• _Written instruction_: Reproduce every record exactly as it appears, but not the pictures.

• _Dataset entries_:
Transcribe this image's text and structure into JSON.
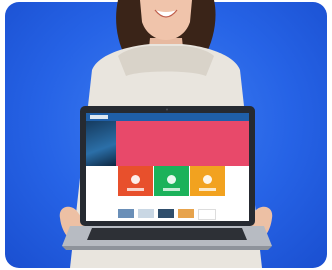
{
  "scene": {
    "background_color": "#2663e6",
    "subject": "smiling-woman-holding-laptop"
  },
  "website": {
    "header_color": "#1f5fa8",
    "hero_text": "",
    "hero_color": "#e8496a",
    "section_title": "",
    "cards": [
      {
        "label": "",
        "color": "#e8502c",
        "icon": "chart-icon"
      },
      {
        "label": "",
        "color": "#1bb25a",
        "icon": "gear-icon"
      },
      {
        "label": "",
        "color": "#f2a21f",
        "icon": "share-icon"
      }
    ]
  }
}
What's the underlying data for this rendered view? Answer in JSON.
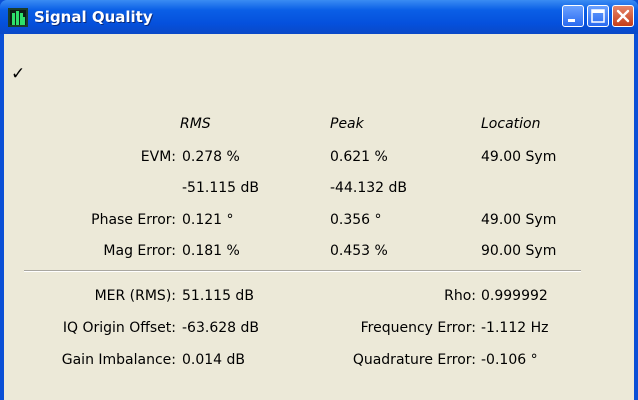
{
  "window": {
    "title": "Signal Quality",
    "status_check": "✓",
    "colors": {
      "titlebar": "#0a5fe6",
      "client_bg": "#ece9d8",
      "close_button": "#c53d1a"
    }
  },
  "table": {
    "headers": {
      "rms": "RMS",
      "peak": "Peak",
      "location": "Location"
    },
    "evm": {
      "label": "EVM:",
      "rms_pct": "0.278 %",
      "peak_pct": "0.621 %",
      "location": "49.00 Sym",
      "rms_db": "-51.115 dB",
      "peak_db": "-44.132 dB"
    },
    "phase_error": {
      "label": "Phase Error:",
      "rms": "0.121 °",
      "peak": "0.356 °",
      "location": "49.00 Sym"
    },
    "mag_error": {
      "label": "Mag Error:",
      "rms": "0.181 %",
      "peak": "0.453 %",
      "location": "90.00 Sym"
    }
  },
  "summary": {
    "mer": {
      "label": "MER (RMS):",
      "value": "51.115 dB"
    },
    "rho": {
      "label": "Rho:",
      "value": "0.999992"
    },
    "iq_offset": {
      "label": "IQ Origin Offset:",
      "value": "-63.628 dB"
    },
    "freq_error": {
      "label": "Frequency Error:",
      "value": "-1.112 Hz"
    },
    "gain_imbalance": {
      "label": "Gain Imbalance:",
      "value": "0.014 dB"
    },
    "quad_error": {
      "label": "Quadrature Error:",
      "value": "-0.106 °"
    }
  }
}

• _Reply to the task_:
Transcribe this image's text and structure into JSON.
{
  "scene": {
    "background_color": "#2663e6",
    "subject": "smiling-woman-holding-laptop"
  },
  "website": {
    "header_color": "#1f5fa8",
    "hero_text": "",
    "hero_color": "#e8496a",
    "section_title": "",
    "cards": [
      {
        "label": "",
        "color": "#e8502c",
        "icon": "chart-icon"
      },
      {
        "label": "",
        "color": "#1bb25a",
        "icon": "gear-icon"
      },
      {
        "label": "",
        "color": "#f2a21f",
        "icon": "share-icon"
      }
    ]
  }
}
What's the underlying data for this rendered view? Answer in JSON.
{
  "window": {
    "title": "Signal Quality",
    "status_check": "✓",
    "colors": {
      "titlebar": "#0a5fe6",
      "client_bg": "#ece9d8",
      "close_button": "#c53d1a"
    }
  },
  "table": {
    "headers": {
      "rms": "RMS",
      "peak": "Peak",
      "location": "Location"
    },
    "evm": {
      "label": "EVM:",
      "rms_pct": "0.278 %",
      "peak_pct": "0.621 %",
      "location": "49.00 Sym",
      "rms_db": "-51.115 dB",
      "peak_db": "-44.132 dB"
    },
    "phase_error": {
      "label": "Phase Error:",
      "rms": "0.121 °",
      "peak": "0.356 °",
      "location": "49.00 Sym"
    },
    "mag_error": {
      "label": "Mag Error:",
      "rms": "0.181 %",
      "peak": "0.453 %",
      "location": "90.00 Sym"
    }
  },
  "summary": {
    "mer": {
      "label": "MER (RMS):",
      "value": "51.115 dB"
    },
    "rho": {
      "label": "Rho:",
      "value": "0.999992"
    },
    "iq_offset": {
      "label": "IQ Origin Offset:",
      "value": "-63.628 dB"
    },
    "freq_error": {
      "label": "Frequency Error:",
      "value": "-1.112 Hz"
    },
    "gain_imbalance": {
      "label": "Gain Imbalance:",
      "value": "0.014 dB"
    },
    "quad_error": {
      "label": "Quadrature Error:",
      "value": "-0.106 °"
    }
  }
}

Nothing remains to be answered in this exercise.